Instructions to follow:
Each line of the material below that holds the word "앱솔랩스" needs to be copied.

Dataset records
───
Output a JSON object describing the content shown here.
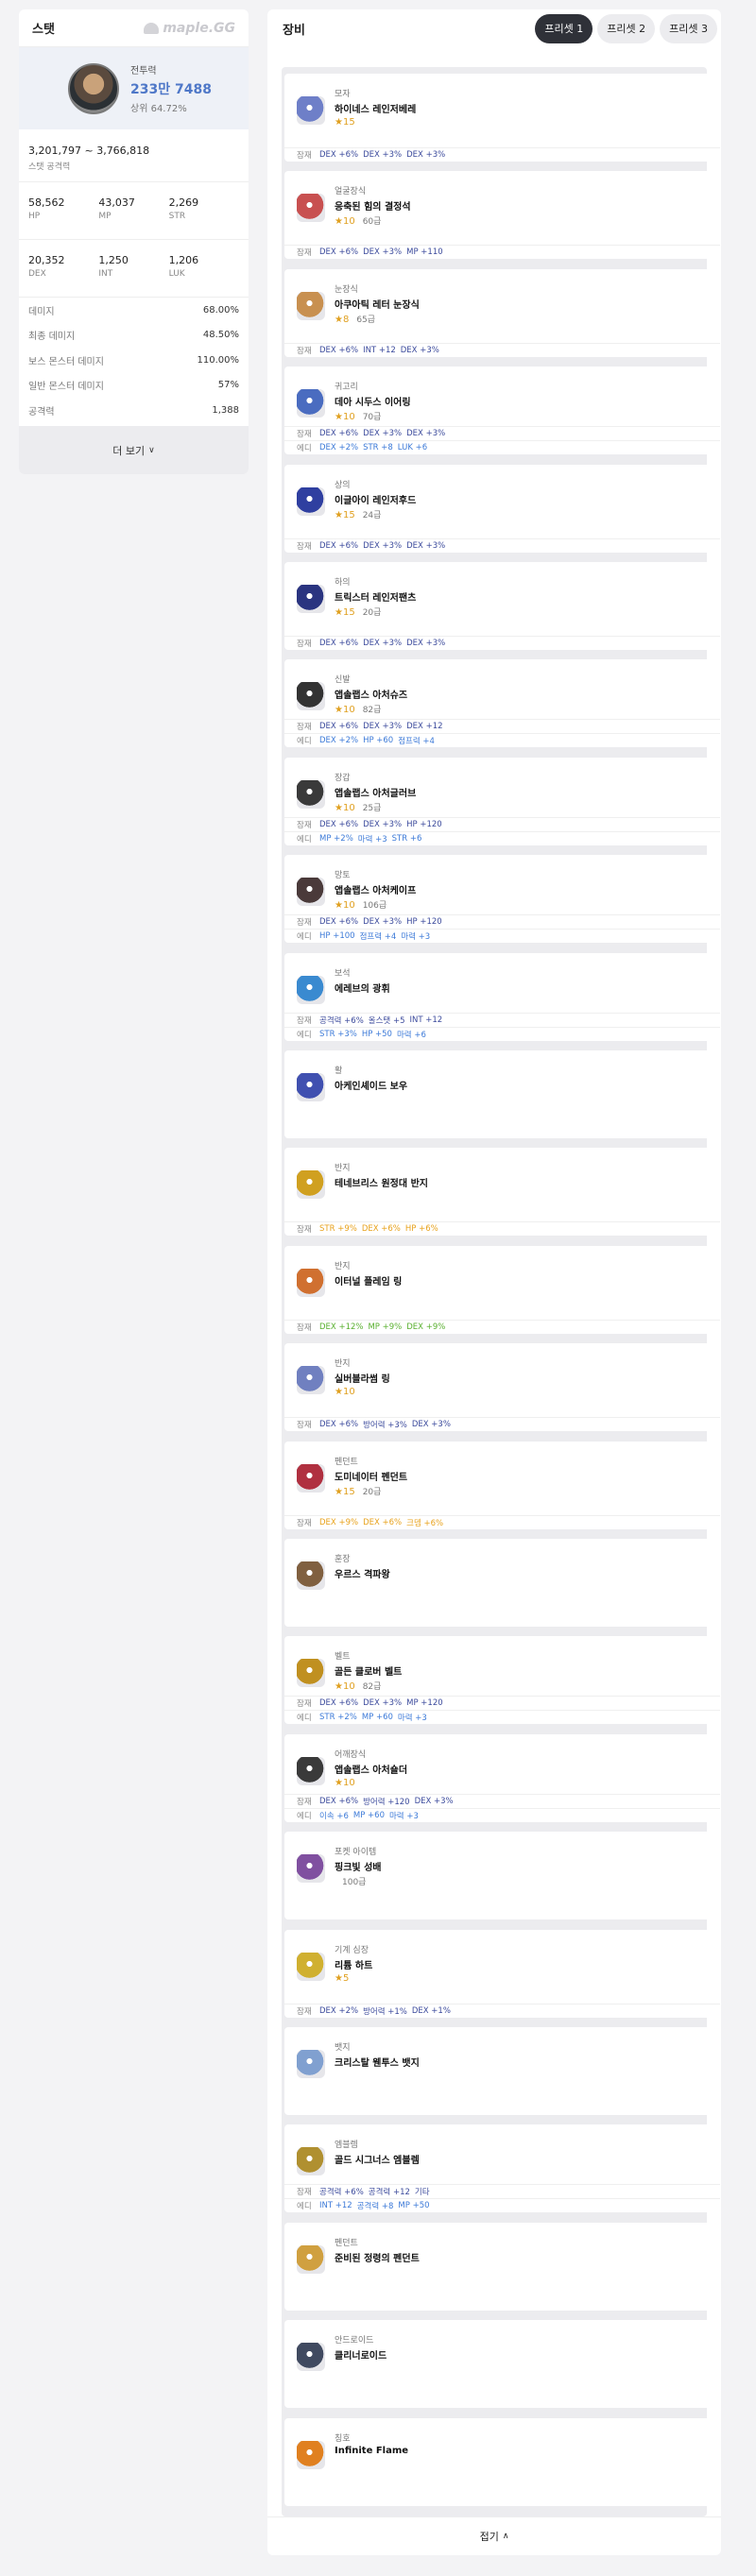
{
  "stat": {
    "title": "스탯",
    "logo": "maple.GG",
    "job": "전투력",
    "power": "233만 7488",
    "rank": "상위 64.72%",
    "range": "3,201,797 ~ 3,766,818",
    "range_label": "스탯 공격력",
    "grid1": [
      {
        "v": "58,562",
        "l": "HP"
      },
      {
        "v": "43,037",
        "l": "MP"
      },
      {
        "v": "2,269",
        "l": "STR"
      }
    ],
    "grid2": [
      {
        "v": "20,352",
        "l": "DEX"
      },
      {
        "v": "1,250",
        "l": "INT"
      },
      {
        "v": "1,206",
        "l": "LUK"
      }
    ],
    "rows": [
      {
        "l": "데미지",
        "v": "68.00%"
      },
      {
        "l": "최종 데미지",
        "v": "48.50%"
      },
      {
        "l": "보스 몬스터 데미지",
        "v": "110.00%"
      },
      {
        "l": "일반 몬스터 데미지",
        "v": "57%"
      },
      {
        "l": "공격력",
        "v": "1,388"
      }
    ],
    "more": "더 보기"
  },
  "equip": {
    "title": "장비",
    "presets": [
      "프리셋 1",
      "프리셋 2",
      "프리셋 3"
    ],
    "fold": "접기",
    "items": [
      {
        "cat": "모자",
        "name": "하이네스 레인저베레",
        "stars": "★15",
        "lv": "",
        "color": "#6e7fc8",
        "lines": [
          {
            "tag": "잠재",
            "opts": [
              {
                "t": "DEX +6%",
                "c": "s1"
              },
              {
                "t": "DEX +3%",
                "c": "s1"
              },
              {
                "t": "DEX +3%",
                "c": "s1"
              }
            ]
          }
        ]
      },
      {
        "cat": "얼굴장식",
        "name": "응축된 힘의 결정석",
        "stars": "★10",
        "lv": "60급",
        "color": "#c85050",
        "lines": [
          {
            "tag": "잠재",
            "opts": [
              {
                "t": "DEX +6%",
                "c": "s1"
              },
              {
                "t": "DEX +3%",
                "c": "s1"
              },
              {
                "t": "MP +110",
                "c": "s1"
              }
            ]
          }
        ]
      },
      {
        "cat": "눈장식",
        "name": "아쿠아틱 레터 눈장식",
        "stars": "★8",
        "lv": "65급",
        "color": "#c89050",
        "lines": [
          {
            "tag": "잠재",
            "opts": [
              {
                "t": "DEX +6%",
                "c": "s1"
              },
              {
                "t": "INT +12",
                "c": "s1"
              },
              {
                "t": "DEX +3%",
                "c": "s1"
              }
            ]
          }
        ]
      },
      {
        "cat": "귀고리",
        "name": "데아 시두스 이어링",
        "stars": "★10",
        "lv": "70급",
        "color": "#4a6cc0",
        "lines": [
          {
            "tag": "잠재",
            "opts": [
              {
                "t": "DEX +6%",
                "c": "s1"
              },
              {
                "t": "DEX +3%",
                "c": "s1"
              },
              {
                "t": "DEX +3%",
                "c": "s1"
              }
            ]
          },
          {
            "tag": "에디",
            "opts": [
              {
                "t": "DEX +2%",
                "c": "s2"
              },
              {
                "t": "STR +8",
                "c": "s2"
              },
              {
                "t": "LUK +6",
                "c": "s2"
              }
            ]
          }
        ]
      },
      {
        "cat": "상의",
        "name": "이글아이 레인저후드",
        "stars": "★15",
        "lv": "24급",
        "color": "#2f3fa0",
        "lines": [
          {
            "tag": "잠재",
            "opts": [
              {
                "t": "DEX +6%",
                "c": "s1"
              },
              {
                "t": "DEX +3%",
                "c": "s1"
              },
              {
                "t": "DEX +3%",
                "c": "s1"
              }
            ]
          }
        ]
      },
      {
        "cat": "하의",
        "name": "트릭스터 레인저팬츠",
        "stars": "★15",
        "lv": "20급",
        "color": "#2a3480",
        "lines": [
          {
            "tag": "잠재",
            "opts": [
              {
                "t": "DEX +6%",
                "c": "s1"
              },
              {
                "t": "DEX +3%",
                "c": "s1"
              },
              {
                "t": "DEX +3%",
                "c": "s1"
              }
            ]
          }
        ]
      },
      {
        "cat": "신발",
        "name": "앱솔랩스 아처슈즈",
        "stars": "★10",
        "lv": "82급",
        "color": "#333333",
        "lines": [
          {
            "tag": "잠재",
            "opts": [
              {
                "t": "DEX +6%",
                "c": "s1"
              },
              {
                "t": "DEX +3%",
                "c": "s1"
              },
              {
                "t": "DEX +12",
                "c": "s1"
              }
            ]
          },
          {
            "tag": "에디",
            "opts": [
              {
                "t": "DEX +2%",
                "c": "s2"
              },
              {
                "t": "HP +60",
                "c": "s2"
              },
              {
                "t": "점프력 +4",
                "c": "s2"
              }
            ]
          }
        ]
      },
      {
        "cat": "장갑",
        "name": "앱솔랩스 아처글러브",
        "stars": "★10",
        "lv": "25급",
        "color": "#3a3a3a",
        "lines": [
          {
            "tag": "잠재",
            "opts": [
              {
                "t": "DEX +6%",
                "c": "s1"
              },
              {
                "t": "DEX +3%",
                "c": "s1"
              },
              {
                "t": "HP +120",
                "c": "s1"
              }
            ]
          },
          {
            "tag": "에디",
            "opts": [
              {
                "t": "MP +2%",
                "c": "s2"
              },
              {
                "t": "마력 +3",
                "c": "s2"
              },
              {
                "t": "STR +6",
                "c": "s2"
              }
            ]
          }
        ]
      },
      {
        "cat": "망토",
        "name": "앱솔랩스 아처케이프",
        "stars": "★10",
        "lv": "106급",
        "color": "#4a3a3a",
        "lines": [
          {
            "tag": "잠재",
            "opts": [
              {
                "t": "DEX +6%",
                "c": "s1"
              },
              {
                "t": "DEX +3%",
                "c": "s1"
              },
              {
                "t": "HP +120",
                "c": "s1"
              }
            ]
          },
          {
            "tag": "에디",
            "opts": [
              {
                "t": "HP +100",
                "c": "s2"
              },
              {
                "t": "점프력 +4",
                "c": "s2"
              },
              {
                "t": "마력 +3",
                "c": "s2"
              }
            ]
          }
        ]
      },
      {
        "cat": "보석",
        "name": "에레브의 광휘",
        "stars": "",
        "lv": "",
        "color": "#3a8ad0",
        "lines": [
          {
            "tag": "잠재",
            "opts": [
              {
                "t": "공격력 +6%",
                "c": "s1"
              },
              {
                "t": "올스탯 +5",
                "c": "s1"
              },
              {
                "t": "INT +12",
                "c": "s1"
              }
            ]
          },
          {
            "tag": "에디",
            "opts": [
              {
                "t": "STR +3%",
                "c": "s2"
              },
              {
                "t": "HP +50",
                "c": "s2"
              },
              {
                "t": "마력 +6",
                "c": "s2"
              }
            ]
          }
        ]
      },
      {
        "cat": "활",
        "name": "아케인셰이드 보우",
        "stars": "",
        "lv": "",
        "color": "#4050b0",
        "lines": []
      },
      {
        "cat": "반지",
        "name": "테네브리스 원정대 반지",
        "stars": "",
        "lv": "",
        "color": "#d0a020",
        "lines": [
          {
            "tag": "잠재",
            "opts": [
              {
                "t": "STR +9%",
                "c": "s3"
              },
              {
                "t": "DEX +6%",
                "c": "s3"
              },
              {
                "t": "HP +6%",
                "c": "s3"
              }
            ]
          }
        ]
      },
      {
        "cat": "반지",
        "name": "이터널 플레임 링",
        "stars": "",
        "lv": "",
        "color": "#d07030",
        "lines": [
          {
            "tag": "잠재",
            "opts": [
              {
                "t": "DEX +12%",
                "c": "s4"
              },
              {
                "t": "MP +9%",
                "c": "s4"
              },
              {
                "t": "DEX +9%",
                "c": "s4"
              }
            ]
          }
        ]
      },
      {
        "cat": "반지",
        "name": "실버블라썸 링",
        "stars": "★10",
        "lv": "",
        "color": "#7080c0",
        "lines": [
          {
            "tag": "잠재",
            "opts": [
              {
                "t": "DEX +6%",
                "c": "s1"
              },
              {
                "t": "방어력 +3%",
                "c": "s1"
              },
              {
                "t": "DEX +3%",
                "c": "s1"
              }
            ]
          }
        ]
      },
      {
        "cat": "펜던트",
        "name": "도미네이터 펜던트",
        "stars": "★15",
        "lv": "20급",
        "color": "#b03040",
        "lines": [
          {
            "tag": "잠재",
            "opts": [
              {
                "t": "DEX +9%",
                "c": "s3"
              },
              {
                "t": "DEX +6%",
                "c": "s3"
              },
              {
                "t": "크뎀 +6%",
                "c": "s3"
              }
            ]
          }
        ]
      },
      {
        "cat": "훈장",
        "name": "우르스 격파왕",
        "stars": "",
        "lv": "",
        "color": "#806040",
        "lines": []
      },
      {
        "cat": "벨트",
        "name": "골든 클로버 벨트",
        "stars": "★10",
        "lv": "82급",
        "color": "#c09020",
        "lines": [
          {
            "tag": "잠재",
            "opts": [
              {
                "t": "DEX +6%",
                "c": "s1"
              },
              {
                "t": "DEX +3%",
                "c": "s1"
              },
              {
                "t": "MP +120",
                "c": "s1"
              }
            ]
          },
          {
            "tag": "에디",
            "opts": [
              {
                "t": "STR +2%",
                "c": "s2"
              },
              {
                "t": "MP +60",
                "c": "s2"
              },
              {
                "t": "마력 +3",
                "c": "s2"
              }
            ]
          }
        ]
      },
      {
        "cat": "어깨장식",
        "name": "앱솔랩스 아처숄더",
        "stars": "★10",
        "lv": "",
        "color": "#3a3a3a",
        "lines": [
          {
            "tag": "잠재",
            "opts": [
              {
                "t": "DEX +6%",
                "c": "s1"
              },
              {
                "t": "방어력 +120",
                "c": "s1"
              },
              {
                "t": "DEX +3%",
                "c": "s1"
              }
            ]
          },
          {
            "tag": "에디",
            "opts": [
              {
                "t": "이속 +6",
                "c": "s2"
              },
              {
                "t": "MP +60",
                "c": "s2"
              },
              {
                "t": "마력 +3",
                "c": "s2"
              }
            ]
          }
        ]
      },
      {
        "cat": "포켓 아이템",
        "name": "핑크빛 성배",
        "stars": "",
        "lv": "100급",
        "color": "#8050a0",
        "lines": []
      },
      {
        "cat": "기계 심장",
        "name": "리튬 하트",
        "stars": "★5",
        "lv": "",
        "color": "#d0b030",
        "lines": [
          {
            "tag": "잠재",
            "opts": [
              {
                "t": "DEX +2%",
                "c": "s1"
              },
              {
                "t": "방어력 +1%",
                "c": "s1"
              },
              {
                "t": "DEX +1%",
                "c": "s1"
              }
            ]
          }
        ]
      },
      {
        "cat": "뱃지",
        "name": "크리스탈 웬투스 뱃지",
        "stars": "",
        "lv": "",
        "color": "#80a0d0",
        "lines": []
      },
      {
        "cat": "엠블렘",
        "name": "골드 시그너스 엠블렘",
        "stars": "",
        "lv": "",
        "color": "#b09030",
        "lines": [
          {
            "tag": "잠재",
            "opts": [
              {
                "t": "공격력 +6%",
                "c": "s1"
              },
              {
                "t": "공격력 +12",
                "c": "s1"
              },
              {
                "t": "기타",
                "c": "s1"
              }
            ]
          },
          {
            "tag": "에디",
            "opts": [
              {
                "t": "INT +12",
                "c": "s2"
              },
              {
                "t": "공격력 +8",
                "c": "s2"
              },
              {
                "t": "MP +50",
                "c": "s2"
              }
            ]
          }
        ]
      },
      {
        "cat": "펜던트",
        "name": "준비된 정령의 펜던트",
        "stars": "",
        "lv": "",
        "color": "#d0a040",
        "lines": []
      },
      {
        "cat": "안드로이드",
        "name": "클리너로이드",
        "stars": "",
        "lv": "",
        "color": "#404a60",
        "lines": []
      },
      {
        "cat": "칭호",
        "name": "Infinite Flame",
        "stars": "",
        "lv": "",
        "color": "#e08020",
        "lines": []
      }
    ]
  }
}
───
Final answer:
        "name": "앱솔랩스 아처슈즈",
        "name": "앱솔랩스 아처글러브",
        "name": "앱솔랩스 아처케이프",
        "name": "앱솔랩스 아처숄더",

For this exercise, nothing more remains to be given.